Rows from a figure dataset
━━━━━━━━━━━━━━━━

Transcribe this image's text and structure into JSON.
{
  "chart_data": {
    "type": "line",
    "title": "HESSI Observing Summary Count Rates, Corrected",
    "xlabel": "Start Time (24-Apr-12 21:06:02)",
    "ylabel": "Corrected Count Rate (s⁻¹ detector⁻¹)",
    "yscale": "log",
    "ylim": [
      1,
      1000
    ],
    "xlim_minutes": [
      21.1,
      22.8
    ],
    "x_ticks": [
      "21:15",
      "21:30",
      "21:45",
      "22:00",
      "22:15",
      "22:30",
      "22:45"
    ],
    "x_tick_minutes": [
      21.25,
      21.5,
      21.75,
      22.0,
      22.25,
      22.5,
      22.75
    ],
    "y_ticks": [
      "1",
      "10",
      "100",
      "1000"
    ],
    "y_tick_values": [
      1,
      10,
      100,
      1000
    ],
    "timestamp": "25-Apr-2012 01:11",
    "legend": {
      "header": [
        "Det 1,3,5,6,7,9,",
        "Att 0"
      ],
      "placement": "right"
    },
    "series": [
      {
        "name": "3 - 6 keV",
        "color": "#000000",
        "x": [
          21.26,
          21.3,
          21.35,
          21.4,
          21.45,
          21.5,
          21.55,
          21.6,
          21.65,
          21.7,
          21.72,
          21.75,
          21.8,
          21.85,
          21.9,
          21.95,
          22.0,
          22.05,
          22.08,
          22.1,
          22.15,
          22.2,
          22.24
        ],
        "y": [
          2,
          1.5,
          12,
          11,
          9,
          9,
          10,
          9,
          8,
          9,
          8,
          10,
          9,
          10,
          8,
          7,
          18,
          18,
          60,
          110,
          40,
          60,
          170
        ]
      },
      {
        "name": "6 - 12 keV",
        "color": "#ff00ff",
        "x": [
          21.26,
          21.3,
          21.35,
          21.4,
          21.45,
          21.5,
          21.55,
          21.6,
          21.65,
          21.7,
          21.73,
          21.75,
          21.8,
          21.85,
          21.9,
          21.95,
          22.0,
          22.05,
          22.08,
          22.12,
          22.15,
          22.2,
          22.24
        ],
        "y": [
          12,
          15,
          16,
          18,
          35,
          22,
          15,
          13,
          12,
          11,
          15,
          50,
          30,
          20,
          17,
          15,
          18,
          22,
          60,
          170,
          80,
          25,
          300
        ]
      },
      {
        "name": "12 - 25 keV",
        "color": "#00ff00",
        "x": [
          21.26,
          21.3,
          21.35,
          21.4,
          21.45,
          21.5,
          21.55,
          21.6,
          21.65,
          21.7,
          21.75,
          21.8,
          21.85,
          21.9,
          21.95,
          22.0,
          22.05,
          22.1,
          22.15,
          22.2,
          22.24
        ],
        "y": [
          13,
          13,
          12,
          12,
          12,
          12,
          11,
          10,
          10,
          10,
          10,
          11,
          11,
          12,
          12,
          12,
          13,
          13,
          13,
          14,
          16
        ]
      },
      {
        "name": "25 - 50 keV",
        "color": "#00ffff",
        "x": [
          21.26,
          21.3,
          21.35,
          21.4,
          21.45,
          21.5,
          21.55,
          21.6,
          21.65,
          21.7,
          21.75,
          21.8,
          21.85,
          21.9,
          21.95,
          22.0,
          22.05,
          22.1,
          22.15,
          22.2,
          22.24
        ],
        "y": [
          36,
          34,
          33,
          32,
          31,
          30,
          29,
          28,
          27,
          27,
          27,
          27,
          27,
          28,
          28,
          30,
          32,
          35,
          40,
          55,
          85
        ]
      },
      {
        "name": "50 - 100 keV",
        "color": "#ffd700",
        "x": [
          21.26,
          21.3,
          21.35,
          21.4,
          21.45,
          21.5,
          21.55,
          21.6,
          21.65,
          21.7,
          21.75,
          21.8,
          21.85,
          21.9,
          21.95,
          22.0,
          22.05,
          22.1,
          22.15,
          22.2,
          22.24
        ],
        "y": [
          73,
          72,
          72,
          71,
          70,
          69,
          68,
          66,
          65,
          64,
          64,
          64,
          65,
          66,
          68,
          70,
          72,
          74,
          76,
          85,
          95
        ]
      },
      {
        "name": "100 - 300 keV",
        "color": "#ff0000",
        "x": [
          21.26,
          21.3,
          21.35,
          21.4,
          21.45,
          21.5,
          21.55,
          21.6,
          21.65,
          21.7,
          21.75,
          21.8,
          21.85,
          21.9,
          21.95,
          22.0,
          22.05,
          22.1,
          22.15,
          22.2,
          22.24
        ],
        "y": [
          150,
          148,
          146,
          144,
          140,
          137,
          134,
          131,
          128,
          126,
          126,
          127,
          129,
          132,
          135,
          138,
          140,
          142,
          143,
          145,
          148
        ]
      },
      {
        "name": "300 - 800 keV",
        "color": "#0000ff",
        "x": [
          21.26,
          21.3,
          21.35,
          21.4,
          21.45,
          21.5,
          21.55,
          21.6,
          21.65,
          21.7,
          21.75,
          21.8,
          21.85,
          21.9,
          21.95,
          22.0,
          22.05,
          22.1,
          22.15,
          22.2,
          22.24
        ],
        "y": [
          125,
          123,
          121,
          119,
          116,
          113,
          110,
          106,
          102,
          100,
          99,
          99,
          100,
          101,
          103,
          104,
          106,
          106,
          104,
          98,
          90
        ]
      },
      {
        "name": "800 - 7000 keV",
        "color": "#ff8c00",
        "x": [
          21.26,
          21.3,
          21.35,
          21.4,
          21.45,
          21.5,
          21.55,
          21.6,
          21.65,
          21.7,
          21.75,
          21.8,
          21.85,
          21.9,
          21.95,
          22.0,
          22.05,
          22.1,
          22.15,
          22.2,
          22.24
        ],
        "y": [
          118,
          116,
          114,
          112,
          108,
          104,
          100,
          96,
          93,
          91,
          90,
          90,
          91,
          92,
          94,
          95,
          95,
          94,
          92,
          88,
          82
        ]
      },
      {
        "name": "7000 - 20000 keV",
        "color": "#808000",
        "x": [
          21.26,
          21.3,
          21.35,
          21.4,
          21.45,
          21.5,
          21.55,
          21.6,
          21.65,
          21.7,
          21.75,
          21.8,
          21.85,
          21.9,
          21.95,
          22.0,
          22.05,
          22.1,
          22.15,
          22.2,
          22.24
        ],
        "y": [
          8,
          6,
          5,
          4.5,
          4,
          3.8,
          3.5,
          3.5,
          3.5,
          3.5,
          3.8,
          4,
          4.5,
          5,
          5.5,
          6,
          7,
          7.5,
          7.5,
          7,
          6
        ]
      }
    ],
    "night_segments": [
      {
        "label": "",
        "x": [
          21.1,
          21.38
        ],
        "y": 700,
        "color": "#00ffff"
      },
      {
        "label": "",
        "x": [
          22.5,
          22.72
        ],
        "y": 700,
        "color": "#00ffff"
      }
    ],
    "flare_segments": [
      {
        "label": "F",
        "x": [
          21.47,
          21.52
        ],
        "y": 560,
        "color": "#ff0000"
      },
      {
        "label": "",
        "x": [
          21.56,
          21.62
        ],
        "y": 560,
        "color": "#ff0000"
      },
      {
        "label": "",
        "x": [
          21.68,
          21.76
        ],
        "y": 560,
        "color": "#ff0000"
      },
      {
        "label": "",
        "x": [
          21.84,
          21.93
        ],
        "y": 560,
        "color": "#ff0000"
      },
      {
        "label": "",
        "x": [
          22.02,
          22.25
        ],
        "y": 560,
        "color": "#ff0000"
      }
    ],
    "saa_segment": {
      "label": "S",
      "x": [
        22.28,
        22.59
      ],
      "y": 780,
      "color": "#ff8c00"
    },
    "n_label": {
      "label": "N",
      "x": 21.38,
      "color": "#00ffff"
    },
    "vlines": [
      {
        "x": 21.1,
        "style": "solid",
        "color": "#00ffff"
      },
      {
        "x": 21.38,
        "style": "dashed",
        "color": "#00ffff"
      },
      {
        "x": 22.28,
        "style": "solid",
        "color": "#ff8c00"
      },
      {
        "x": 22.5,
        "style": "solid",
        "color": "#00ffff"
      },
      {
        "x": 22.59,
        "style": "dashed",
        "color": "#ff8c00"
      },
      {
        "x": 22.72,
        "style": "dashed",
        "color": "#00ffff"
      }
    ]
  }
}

━━━━━━━━━━━━━━━━

» **Set problem**: Return a copy of every line that includes the word "Count".

» **In response**:
    "title": "HESSI Observing Summary Count Rates, Corrected",
    "ylabel": "Corrected Count Rate (s⁻¹ detector⁻¹)",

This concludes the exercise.